In terms of the crypto-economic incentive model, a utility token [42] can be used to reward (i) citizens and communities for introducing localization infrastructure for location proofs, (ii) the establishment of social proofs in points of interests for proving social claims, or (iii) the use computational resources for validation of the witness presence claims in the consensus network. The rewards include minted new tokens and transaction fees according to the protocol rules enforced by the network itself that punishes adverse behavior. In all these cases, permissionless participation requires staking that is the commit of a deposit token value, while faults resulting in violations of the protocol rules (slashing conditions) result in penalties. These are usually magnitudes higher than the anticipated short term rewards. Therefore, the entry cost, existence cost and exit penalty can make proofs of witness presence resistant to Sybil attacks [96, 90, 47]. Note that citizens who make witness presence claims require to pay a fee to witness presence service providers of the local community777These are the nodes performing the localization and the social proofs. Therefore, no service fee needs to be payed to a central authority. in the same utility token, another token or fiat money. These fees reward the further development and maintenance of the infrastructure, i.e. supporting witness presence in new points of interest, improving the localization accuracy, increasing the bandwidth allocation, augmenting further the points of interest with social proofs, etc. Citizens may have a self-interest to reward such participatory processes directly from their own funds as the means to improve direct democracy and give themselves a stronger voice on public matters. Such funds may also originate by state authorities incentivized to improve the legitimacy of collective decision-making in the same way that such funds are reserved for conducting elections, e.g. running voting centers. In other words, witness presence turns points of interests into are a new type of digital voting centers for augmented decision-making available at any time and location.

_GIVEN EXERCISE A_. Output the passage on incentives for witness presence in full, word for word.

_LISTED ENTRIES_.
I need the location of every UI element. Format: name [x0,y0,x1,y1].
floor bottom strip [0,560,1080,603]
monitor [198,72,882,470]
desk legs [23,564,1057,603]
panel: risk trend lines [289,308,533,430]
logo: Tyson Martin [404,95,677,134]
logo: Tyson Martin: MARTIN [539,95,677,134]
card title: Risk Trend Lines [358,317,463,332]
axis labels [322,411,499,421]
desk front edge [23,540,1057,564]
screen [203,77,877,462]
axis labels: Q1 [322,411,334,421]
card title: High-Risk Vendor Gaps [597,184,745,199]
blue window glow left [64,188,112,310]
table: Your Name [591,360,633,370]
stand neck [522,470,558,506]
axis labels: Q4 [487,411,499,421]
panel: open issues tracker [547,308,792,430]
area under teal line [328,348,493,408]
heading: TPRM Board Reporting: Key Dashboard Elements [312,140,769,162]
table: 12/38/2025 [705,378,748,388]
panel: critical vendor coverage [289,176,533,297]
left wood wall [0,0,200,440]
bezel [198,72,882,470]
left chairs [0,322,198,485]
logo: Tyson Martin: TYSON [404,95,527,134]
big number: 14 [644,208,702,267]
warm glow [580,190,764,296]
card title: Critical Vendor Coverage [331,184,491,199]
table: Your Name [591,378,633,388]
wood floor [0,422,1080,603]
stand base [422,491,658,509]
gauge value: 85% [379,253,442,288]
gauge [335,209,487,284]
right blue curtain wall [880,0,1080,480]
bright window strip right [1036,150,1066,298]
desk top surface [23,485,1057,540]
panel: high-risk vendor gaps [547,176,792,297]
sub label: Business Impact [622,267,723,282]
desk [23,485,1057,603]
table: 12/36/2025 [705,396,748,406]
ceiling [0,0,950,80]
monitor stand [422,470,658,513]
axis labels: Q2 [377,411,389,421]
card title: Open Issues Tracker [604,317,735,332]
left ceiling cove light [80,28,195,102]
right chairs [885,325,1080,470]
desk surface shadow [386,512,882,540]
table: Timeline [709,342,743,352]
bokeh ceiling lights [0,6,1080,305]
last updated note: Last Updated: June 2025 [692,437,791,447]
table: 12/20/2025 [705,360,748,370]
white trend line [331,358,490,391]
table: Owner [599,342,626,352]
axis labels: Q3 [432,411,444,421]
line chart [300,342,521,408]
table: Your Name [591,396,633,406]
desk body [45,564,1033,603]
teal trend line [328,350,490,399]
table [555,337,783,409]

_GIVEN EXERCISE B_. Return, unchanged, the lines between the start of the records and the line holding "logo: Tyson Martin: MARTIN [539,95,677,134]", inclusive.

_EXPECTED ANSWER A_.
In terms of the crypto-economic incentive model, a utility token [42] can be used to reward (i) citizens and communities for introducing localization infrastructure for location proofs, (ii) the establishment of social proofs in points of interests for proving social claims, or (iii) the use computational resources for validation of the witness presence claims in the consensus network. The rewards include minted new tokens and transaction fees according to the protocol rules enforced by the network itself that punishes adverse behavior. In all these cases, permissionless participation requires staking that is the commit of a deposit token value, while faults resulting in violations of the protocol rules (slashing conditions) result in penalties. These are usually magnitudes higher than the anticipated short term rewards. Therefore, the entry cost, existence cost and exit penalty can make proofs of witness presence resistant to Sybil attacks [96, 90, 47]. Note that citizens who make witness presence claims require to pay a fee to witness presence service providers of the local community777These are the nodes performing the localization and the social proofs. Therefore, no service fee needs to be payed to a central authority. in the same utility token, another token or fiat money. These fees reward the further development and maintenance of the infrastructure, i.e. supporting witness presence in new points of interest, improving the localization accuracy, increasing the bandwidth allocation, augmenting further the points of interest with social proofs, etc. Citizens may have a self-interest to reward such participatory processes directly from their own funds as the means to improve direct democracy and give themselves a stronger voice on public matters. Such funds may also originate by state authorities incentivized to improve the legitimacy of collective decision-making in the same way that such funds are reserved for conducting elections, e.g. running voting centers. In other words, witness presence turns points of interests into are a new type of digital voting centers for augmented decision-making available at any time and location.

_EXPECTED ANSWER B_.
I need the location of every UI element. Format: name [x0,y0,x1,y1].
floor bottom strip [0,560,1080,603]
monitor [198,72,882,470]
desk legs [23,564,1057,603]
panel: risk trend lines [289,308,533,430]
logo: Tyson Martin [404,95,677,134]
logo: Tyson Martin: MARTIN [539,95,677,134]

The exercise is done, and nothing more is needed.